(INPUT DATA Opens)

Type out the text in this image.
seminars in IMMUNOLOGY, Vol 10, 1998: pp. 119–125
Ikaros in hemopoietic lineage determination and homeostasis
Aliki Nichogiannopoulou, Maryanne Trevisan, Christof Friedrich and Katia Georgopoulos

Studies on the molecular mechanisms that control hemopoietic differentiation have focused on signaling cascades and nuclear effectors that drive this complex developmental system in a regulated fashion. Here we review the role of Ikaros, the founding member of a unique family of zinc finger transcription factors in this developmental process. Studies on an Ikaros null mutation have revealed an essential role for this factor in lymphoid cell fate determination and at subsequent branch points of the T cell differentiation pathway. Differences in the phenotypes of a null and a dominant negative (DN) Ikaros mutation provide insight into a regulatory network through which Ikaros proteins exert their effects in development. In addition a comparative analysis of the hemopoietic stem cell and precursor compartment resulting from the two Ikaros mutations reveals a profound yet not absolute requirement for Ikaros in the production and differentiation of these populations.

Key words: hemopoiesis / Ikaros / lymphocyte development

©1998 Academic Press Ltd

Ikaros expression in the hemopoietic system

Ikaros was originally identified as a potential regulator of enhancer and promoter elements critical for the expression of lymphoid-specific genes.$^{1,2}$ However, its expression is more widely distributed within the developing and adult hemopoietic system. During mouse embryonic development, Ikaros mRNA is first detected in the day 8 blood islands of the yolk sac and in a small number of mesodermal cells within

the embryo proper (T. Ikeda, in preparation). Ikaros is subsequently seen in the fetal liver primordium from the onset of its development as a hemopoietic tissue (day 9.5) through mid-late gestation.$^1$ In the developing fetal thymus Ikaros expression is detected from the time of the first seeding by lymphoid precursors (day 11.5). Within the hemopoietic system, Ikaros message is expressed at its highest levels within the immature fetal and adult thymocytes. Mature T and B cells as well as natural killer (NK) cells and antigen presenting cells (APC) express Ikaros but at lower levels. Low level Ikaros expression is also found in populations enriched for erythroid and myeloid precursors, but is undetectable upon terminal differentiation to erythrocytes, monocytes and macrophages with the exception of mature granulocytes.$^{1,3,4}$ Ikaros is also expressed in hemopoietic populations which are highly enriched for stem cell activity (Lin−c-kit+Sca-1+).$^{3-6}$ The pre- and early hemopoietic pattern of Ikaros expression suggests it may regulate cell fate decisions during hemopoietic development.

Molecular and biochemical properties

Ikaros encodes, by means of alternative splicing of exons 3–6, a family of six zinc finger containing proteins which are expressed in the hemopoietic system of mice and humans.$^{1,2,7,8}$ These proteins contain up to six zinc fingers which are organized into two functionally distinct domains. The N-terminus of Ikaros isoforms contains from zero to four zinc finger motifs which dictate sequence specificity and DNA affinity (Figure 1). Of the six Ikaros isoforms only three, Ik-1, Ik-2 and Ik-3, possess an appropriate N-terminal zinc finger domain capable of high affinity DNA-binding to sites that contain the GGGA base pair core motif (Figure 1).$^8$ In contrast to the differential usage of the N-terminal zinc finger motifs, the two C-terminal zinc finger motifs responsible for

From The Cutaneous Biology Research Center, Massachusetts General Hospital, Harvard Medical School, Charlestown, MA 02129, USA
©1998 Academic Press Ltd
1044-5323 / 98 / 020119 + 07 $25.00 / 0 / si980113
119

(INPUT DATA Closes)

> _TASK PROMPT_: Repeat, word for word, every line above.

> _REPLY_:
Type out the text in this image.
seminars in IMMUNOLOGY, Vol 10, 1998: pp. 119–125
Ikaros in hemopoietic lineage determination and homeostasis
Aliki Nichogiannopoulou, Maryanne Trevisan, Christof Friedrich and Katia Georgopoulos

Studies on the molecular mechanisms that control hemopoietic differentiation have focused on signaling cascades and nuclear effectors that drive this complex developmental system in a regulated fashion. Here we review the role of Ikaros, the founding member of a unique family of zinc finger transcription factors in this developmental process. Studies on an Ikaros null mutation have revealed an essential role for this factor in lymphoid cell fate determination and at subsequent branch points of the T cell differentiation pathway. Differences in the phenotypes of a null and a dominant negative (DN) Ikaros mutation provide insight into a regulatory network through which Ikaros proteins exert their effects in development. In addition a comparative analysis of the hemopoietic stem cell and precursor compartment resulting from the two Ikaros mutations reveals a profound yet not absolute requirement for Ikaros in the production and differentiation of these populations.

Key words: hemopoiesis / Ikaros / lymphocyte development

©1998 Academic Press Ltd

Ikaros expression in the hemopoietic system

Ikaros was originally identified as a potential regulator of enhancer and promoter elements critical for the expression of lymphoid-specific genes.$^{1,2}$ However, its expression is more widely distributed within the developing and adult hemopoietic system. During mouse embryonic development, Ikaros mRNA is first detected in the day 8 blood islands of the yolk sac and in a small number of mesodermal cells within

the embryo proper (T. Ikeda, in preparation). Ikaros is subsequently seen in the fetal liver primordium from the onset of its development as a hemopoietic tissue (day 9.5) through mid-late gestation.$^1$ In the developing fetal thymus Ikaros expression is detected from the time of the first seeding by lymphoid precursors (day 11.5). Within the hemopoietic system, Ikaros message is expressed at its highest levels within the immature fetal and adult thymocytes. Mature T and B cells as well as natural killer (NK) cells and antigen presenting cells (APC) express Ikaros but at lower levels. Low level Ikaros expression is also found in populations enriched for erythroid and myeloid precursors, but is undetectable upon terminal differentiation to erythrocytes, monocytes and macrophages with the exception of mature granulocytes.$^{1,3,4}$ Ikaros is also expressed in hemopoietic populations which are highly enriched for stem cell activity (Lin−c-kit+Sca-1+).$^{3-6}$ The pre- and early hemopoietic pattern of Ikaros expression suggests it may regulate cell fate decisions during hemopoietic development.

Molecular and biochemical properties

Ikaros encodes, by means of alternative splicing of exons 3–6, a family of six zinc finger containing proteins which are expressed in the hemopoietic system of mice and humans.$^{1,2,7,8}$ These proteins contain up to six zinc fingers which are organized into two functionally distinct domains. The N-terminus of Ikaros isoforms contains from zero to four zinc finger motifs which dictate sequence specificity and DNA affinity (Figure 1). Of the six Ikaros isoforms only three, Ik-1, Ik-2 and Ik-3, possess an appropriate N-terminal zinc finger domain capable of high affinity DNA-binding to sites that contain the GGGA base pair core motif (Figure 1).$^8$ In contrast to the differential usage of the N-terminal zinc finger motifs, the two C-terminal zinc finger motifs responsible for

From The Cutaneous Biology Research Center, Massachusetts General Hospital, Harvard Medical School, Charlestown, MA 02129, USA
©1998 Academic Press Ltd
1044-5323 / 98 / 020119 + 07 $25.00 / 0 / si980113
119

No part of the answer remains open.